Challenge
Reproduce every row below word for word, leaving nothing out and changing nothing.

Provided records
· · · · ·

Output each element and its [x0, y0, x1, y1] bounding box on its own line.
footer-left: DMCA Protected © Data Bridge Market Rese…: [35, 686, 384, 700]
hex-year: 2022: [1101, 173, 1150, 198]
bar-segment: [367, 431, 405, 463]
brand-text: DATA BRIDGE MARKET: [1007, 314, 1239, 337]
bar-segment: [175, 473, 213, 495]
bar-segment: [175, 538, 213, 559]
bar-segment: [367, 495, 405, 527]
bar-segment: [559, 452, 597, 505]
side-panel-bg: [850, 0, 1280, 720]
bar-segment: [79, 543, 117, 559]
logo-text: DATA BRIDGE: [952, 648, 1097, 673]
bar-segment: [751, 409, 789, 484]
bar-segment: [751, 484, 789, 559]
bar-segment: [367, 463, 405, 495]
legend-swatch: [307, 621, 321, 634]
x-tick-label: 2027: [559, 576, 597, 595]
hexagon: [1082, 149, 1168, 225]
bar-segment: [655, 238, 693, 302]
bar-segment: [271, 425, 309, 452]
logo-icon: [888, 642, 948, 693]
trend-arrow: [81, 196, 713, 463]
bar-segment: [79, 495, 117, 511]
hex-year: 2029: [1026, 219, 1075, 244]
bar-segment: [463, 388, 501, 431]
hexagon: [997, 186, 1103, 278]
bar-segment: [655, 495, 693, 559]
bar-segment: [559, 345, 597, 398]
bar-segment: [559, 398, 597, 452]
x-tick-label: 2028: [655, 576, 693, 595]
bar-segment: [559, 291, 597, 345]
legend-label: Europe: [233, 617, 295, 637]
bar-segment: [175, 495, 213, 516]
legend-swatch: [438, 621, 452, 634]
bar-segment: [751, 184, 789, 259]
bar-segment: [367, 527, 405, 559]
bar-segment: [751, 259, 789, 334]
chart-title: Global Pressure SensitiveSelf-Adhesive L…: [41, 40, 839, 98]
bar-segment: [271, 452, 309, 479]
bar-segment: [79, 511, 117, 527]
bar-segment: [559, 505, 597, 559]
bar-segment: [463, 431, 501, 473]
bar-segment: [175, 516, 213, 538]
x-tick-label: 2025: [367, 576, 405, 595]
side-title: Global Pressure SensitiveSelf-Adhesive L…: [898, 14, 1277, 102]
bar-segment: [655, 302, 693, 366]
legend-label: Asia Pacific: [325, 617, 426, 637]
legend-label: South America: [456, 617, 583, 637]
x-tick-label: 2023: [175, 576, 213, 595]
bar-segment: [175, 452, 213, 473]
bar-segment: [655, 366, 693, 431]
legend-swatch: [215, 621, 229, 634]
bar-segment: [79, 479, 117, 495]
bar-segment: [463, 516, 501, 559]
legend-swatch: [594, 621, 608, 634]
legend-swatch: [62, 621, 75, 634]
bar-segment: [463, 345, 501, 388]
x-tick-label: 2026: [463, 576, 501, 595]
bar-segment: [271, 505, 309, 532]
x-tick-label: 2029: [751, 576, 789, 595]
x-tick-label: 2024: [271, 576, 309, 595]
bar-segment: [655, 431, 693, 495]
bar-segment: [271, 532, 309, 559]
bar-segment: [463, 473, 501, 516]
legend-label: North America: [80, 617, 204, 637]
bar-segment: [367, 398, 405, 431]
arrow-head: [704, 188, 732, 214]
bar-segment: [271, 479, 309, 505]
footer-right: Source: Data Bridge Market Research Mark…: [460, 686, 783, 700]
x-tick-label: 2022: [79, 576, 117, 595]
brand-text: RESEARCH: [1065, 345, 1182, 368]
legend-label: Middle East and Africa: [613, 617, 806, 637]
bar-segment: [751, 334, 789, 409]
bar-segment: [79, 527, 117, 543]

· · · · ·

The reply
Output each element and its [x0, y0, x1, y1] bounding box on its own line.
footer-left: DMCA Protected © Data Bridge Market Rese…: [35, 686, 384, 700]
hex-year: 2022: [1101, 173, 1150, 198]
bar-segment: [367, 431, 405, 463]
brand-text: DATA BRIDGE MARKET: [1007, 314, 1239, 337]
bar-segment: [175, 473, 213, 495]
bar-segment: [175, 538, 213, 559]
bar-segment: [367, 495, 405, 527]
bar-segment: [559, 452, 597, 505]
side-panel-bg: [850, 0, 1280, 720]
bar-segment: [79, 543, 117, 559]
logo-text: DATA BRIDGE: [952, 648, 1097, 673]
bar-segment: [751, 409, 789, 484]
bar-segment: [751, 484, 789, 559]
bar-segment: [367, 463, 405, 495]
legend-swatch: [307, 621, 321, 634]
x-tick-label: 2027: [559, 576, 597, 595]
hexagon: [1082, 149, 1168, 225]
bar-segment: [655, 238, 693, 302]
bar-segment: [271, 425, 309, 452]
logo-icon: [888, 642, 948, 693]
trend-arrow: [81, 196, 713, 463]
bar-segment: [79, 495, 117, 511]
hex-year: 2029: [1026, 219, 1075, 244]
bar-segment: [463, 388, 501, 431]
hexagon: [997, 186, 1103, 278]
bar-segment: [655, 495, 693, 559]
bar-segment: [559, 345, 597, 398]
bar-segment: [559, 398, 597, 452]
x-tick-label: 2028: [655, 576, 693, 595]
bar-segment: [559, 291, 597, 345]
legend-label: Europe: [233, 617, 295, 637]
bar-segment: [175, 495, 213, 516]
legend-swatch: [438, 621, 452, 634]
bar-segment: [751, 184, 789, 259]
bar-segment: [367, 527, 405, 559]
bar-segment: [751, 259, 789, 334]
chart-title: Global Pressure SensitiveSelf-Adhesive L…: [41, 40, 839, 98]
bar-segment: [271, 452, 309, 479]
bar-segment: [79, 511, 117, 527]
bar-segment: [559, 505, 597, 559]
bar-segment: [463, 431, 501, 473]
bar-segment: [175, 516, 213, 538]
x-tick-label: 2025: [367, 576, 405, 595]
side-title: Global Pressure SensitiveSelf-Adhesive L…: [898, 14, 1277, 102]
bar-segment: [655, 302, 693, 366]
legend-label: Asia Pacific: [325, 617, 426, 637]
legend-label: South America: [456, 617, 583, 637]
x-tick-label: 2023: [175, 576, 213, 595]
bar-segment: [175, 452, 213, 473]
bar-segment: [655, 366, 693, 431]
legend-swatch: [215, 621, 229, 634]
bar-segment: [79, 479, 117, 495]
bar-segment: [463, 516, 501, 559]
legend-swatch: [594, 621, 608, 634]
legend-swatch: [62, 621, 75, 634]
bar-segment: [463, 345, 501, 388]
x-tick-label: 2026: [463, 576, 501, 595]
bar-segment: [271, 505, 309, 532]
x-tick-label: 2029: [751, 576, 789, 595]
x-tick-label: 2024: [271, 576, 309, 595]
bar-segment: [655, 431, 693, 495]
bar-segment: [271, 532, 309, 559]
bar-segment: [463, 473, 501, 516]
legend-label: North America: [80, 617, 204, 637]
bar-segment: [367, 398, 405, 431]
arrow-head: [704, 188, 732, 214]
bar-segment: [271, 479, 309, 505]
footer-right: Source: Data Bridge Market Research Mark…: [460, 686, 783, 700]
x-tick-label: 2022: [79, 576, 117, 595]
brand-text: RESEARCH: [1065, 345, 1182, 368]
legend-label: Middle East and Africa: [613, 617, 806, 637]
bar-segment: [751, 334, 789, 409]
bar-segment: [79, 527, 117, 543]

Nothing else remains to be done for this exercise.